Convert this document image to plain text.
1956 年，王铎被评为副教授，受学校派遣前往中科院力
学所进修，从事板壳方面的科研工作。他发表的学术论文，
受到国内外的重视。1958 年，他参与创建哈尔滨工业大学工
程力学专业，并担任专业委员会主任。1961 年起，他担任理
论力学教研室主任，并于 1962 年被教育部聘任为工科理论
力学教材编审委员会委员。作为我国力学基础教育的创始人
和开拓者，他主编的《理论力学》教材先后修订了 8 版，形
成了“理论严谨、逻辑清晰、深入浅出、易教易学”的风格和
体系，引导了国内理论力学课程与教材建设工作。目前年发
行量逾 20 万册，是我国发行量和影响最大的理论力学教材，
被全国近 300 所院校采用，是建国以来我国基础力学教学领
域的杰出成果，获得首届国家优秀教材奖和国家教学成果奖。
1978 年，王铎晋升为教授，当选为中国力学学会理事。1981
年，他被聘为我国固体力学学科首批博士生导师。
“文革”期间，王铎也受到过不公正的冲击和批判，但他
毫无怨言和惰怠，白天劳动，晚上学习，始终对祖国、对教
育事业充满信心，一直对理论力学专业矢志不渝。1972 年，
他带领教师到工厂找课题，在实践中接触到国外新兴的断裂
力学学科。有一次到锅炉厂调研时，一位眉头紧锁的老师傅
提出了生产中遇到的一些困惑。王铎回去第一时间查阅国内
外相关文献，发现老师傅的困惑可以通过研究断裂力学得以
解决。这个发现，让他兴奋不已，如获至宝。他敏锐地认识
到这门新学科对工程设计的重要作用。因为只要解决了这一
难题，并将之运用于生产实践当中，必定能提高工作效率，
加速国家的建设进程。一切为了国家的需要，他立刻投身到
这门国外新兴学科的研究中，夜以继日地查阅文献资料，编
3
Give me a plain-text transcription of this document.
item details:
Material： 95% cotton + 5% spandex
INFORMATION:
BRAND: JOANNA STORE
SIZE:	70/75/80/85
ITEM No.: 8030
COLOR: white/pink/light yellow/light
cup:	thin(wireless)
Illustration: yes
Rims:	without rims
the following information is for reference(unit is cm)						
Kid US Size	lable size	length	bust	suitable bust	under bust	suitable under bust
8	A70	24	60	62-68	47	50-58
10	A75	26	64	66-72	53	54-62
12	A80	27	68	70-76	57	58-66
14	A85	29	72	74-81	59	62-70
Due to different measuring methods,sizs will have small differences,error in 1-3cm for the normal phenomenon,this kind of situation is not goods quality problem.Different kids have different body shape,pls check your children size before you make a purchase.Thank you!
________________
■ What the task asks
Output all records verbatim.

■ Answer to this problem
Convert this document image to plain text.
1956 年，王铎被评为副教授，受学校派遣前往中科院力
学所进修，从事板壳方面的科研工作。他发表的学术论文，
受到国内外的重视。1958 年，他参与创建哈尔滨工业大学工
程力学专业，并担任专业委员会主任。1961 年起，他担任理
论力学教研室主任，并于 1962 年被教育部聘任为工科理论
力学教材编审委员会委员。作为我国力学基础教育的创始人
和开拓者，他主编的《理论力学》教材先后修订了 8 版，形
成了“理论严谨、逻辑清晰、深入浅出、易教易学”的风格和
体系，引导了国内理论力学课程与教材建设工作。目前年发
行量逾 20 万册，是我国发行量和影响最大的理论力学教材，
被全国近 300 所院校采用，是建国以来我国基础力学教学领
域的杰出成果，获得首届国家优秀教材奖和国家教学成果奖。
1978 年，王铎晋升为教授，当选为中国力学学会理事。1981
年，他被聘为我国固体力学学科首批博士生导师。
“文革”期间，王铎也受到过不公正的冲击和批判，但他
毫无怨言和惰怠，白天劳动，晚上学习，始终对祖国、对教
育事业充满信心，一直对理论力学专业矢志不渝。1972 年，
他带领教师到工厂找课题，在实践中接触到国外新兴的断裂
力学学科。有一次到锅炉厂调研时，一位眉头紧锁的老师傅
提出了生产中遇到的一些困惑。王铎回去第一时间查阅国内
外相关文献，发现老师傅的困惑可以通过研究断裂力学得以
解决。这个发现，让他兴奋不已，如获至宝。他敏锐地认识
到这门新学科对工程设计的重要作用。因为只要解决了这一
难题，并将之运用于生产实践当中，必定能提高工作效率，
加速国家的建设进程。一切为了国家的需要，他立刻投身到
这门国外新兴学科的研究中，夜以继日地查阅文献资料，编
3
Give me a plain-text transcription of this document.
item details:
Material： 95% cotton + 5% spandex
INFORMATION:
BRAND: JOANNA STORE
SIZE:	70/75/80/85
ITEM No.: 8030
COLOR: white/pink/light yellow/light
cup:	thin(wireless)
Illustration: yes
Rims:	without rims
the following information is for reference(unit is cm)						
Kid US Size	lable size	length	bust	suitable bust	under bust	suitable under bust
8	A70	24	60	62-68	47	50-58
10	A75	26	64	66-72	53	54-62
12	A80	27	68	70-76	57	58-66
14	A85	29	72	74-81	59	62-70
Due to different measuring methods,sizs will have small differences,error in 1-3cm for the normal phenomenon,this kind of situation is not goods quality problem.Different kids have different body shape,pls check your children size before you make a purchase.Thank you!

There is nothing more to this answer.